| Figure content listings |
— begin —

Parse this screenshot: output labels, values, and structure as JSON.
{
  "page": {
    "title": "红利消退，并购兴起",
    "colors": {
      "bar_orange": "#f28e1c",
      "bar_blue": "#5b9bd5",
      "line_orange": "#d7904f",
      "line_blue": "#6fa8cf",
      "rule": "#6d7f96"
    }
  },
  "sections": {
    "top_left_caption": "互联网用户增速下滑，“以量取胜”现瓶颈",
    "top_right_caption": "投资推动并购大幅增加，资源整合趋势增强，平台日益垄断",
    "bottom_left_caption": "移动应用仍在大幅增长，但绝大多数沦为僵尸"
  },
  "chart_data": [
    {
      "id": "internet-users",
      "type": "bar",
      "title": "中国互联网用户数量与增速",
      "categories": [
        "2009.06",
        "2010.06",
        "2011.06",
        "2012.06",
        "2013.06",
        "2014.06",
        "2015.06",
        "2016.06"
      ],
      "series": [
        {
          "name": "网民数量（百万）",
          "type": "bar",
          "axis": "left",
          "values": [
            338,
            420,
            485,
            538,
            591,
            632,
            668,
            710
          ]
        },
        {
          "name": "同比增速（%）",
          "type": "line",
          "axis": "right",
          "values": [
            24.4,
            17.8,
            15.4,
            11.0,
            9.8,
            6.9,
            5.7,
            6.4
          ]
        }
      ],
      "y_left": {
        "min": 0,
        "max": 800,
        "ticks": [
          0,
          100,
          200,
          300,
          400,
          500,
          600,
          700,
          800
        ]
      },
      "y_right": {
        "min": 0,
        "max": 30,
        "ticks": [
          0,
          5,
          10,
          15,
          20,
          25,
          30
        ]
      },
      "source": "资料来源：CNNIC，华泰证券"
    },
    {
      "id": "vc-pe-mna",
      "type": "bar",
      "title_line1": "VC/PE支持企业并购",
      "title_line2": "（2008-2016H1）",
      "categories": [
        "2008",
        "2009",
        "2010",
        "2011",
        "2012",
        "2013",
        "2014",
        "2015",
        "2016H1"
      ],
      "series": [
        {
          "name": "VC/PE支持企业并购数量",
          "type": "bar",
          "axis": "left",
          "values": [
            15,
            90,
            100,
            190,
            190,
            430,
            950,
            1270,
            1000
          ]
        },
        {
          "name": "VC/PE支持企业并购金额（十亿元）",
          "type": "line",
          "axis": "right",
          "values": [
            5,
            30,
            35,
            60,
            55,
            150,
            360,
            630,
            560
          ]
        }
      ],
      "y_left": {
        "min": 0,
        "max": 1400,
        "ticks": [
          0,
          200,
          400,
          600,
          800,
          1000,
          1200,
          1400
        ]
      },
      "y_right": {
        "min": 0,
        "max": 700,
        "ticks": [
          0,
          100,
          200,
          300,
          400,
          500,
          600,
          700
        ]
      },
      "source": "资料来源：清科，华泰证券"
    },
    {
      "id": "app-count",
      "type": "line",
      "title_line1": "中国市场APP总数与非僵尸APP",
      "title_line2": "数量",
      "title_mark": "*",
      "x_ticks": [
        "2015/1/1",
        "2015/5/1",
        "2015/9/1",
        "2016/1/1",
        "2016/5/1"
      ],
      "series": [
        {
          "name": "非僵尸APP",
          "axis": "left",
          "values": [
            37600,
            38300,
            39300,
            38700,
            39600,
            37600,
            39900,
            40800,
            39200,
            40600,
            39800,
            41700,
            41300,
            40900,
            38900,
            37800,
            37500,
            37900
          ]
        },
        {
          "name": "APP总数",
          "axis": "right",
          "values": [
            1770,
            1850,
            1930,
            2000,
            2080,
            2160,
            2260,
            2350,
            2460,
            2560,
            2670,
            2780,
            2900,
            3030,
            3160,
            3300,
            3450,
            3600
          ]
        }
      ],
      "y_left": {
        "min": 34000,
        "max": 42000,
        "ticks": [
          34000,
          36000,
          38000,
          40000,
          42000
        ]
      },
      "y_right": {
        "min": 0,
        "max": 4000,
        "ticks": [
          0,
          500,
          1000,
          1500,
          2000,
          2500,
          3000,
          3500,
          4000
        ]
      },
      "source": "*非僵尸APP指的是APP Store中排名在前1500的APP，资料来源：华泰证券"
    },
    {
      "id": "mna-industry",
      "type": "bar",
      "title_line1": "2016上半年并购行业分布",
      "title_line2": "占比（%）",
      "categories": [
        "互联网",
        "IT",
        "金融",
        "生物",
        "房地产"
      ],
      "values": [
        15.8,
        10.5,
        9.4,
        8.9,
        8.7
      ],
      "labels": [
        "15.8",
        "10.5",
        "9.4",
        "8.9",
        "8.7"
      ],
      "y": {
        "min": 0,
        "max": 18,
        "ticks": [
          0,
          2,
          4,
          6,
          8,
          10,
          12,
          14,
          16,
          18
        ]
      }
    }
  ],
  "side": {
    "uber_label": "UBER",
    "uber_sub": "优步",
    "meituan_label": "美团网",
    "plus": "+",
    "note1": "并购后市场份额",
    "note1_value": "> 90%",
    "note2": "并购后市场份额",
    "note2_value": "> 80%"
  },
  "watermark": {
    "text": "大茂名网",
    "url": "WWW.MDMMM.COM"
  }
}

— end —

| AIM |
Copy out the full material exactly as it appears.

| RESPONSE FOR THIS EXERCISE |
Parse this screenshot: output labels, values, and structure as JSON.
{
  "page": {
    "title": "红利消退，并购兴起",
    "colors": {
      "bar_orange": "#f28e1c",
      "bar_blue": "#5b9bd5",
      "line_orange": "#d7904f",
      "line_blue": "#6fa8cf",
      "rule": "#6d7f96"
    }
  },
  "sections": {
    "top_left_caption": "互联网用户增速下滑，“以量取胜”现瓶颈",
    "top_right_caption": "投资推动并购大幅增加，资源整合趋势增强，平台日益垄断",
    "bottom_left_caption": "移动应用仍在大幅增长，但绝大多数沦为僵尸"
  },
  "chart_data": [
    {
      "id": "internet-users",
      "type": "bar",
      "title": "中国互联网用户数量与增速",
      "categories": [
        "2009.06",
        "2010.06",
        "2011.06",
        "2012.06",
        "2013.06",
        "2014.06",
        "2015.06",
        "2016.06"
      ],
      "series": [
        {
          "name": "网民数量（百万）",
          "type": "bar",
          "axis": "left",
          "values": [
            338,
            420,
            485,
            538,
            591,
            632,
            668,
            710
          ]
        },
        {
          "name": "同比增速（%）",
          "type": "line",
          "axis": "right",
          "values": [
            24.4,
            17.8,
            15.4,
            11.0,
            9.8,
            6.9,
            5.7,
            6.4
          ]
        }
      ],
      "y_left": {
        "min": 0,
        "max": 800,
        "ticks": [
          0,
          100,
          200,
          300,
          400,
          500,
          600,
          700,
          800
        ]
      },
      "y_right": {
        "min": 0,
        "max": 30,
        "ticks": [
          0,
          5,
          10,
          15,
          20,
          25,
          30
        ]
      },
      "source": "资料来源：CNNIC，华泰证券"
    },
    {
      "id": "vc-pe-mna",
      "type": "bar",
      "title_line1": "VC/PE支持企业并购",
      "title_line2": "（2008-2016H1）",
      "categories": [
        "2008",
        "2009",
        "2010",
        "2011",
        "2012",
        "2013",
        "2014",
        "2015",
        "2016H1"
      ],
      "series": [
        {
          "name": "VC/PE支持企业并购数量",
          "type": "bar",
          "axis": "left",
          "values": [
            15,
            90,
            100,
            190,
            190,
            430,
            950,
            1270,
            1000
          ]
        },
        {
          "name": "VC/PE支持企业并购金额（十亿元）",
          "type": "line",
          "axis": "right",
          "values": [
            5,
            30,
            35,
            60,
            55,
            150,
            360,
            630,
            560
          ]
        }
      ],
      "y_left": {
        "min": 0,
        "max": 1400,
        "ticks": [
          0,
          200,
          400,
          600,
          800,
          1000,
          1200,
          1400
        ]
      },
      "y_right": {
        "min": 0,
        "max": 700,
        "ticks": [
          0,
          100,
          200,
          300,
          400,
          500,
          600,
          700
        ]
      },
      "source": "资料来源：清科，华泰证券"
    },
    {
      "id": "app-count",
      "type": "line",
      "title_line1": "中国市场APP总数与非僵尸APP",
      "title_line2": "数量",
      "title_mark": "*",
      "x_ticks": [
        "2015/1/1",
        "2015/5/1",
        "2015/9/1",
        "2016/1/1",
        "2016/5/1"
      ],
      "series": [
        {
          "name": "非僵尸APP",
          "axis": "left",
          "values": [
            37600,
            38300,
            39300,
            38700,
            39600,
            37600,
            39900,
            40800,
            39200,
            40600,
            39800,
            41700,
            41300,
            40900,
            38900,
            37800,
            37500,
            37900
          ]
        },
        {
          "name": "APP总数",
          "axis": "right",
          "values": [
            1770,
            1850,
            1930,
            2000,
            2080,
            2160,
            2260,
            2350,
            2460,
            2560,
            2670,
            2780,
            2900,
            3030,
            3160,
            3300,
            3450,
            3600
          ]
        }
      ],
      "y_left": {
        "min": 34000,
        "max": 42000,
        "ticks": [
          34000,
          36000,
          38000,
          40000,
          42000
        ]
      },
      "y_right": {
        "min": 0,
        "max": 4000,
        "ticks": [
          0,
          500,
          1000,
          1500,
          2000,
          2500,
          3000,
          3500,
          4000
        ]
      },
      "source": "*非僵尸APP指的是APP Store中排名在前1500的APP，资料来源：华泰证券"
    },
    {
      "id": "mna-industry",
      "type": "bar",
      "title_line1": "2016上半年并购行业分布",
      "title_line2": "占比（%）",
      "categories": [
        "互联网",
        "IT",
        "金融",
        "生物",
        "房地产"
      ],
      "values": [
        15.8,
        10.5,
        9.4,
        8.9,
        8.7
      ],
      "labels": [
        "15.8",
        "10.5",
        "9.4",
        "8.9",
        "8.7"
      ],
      "y": {
        "min": 0,
        "max": 18,
        "ticks": [
          0,
          2,
          4,
          6,
          8,
          10,
          12,
          14,
          16,
          18
        ]
      }
    }
  ],
  "side": {
    "uber_label": "UBER",
    "uber_sub": "优步",
    "meituan_label": "美团网",
    "plus": "+",
    "note1": "并购后市场份额",
    "note1_value": "> 90%",
    "note2": "并购后市场份额",
    "note2_value": "> 80%"
  },
  "watermark": {
    "text": "大茂名网",
    "url": "WWW.MDMMM.COM"
  }
}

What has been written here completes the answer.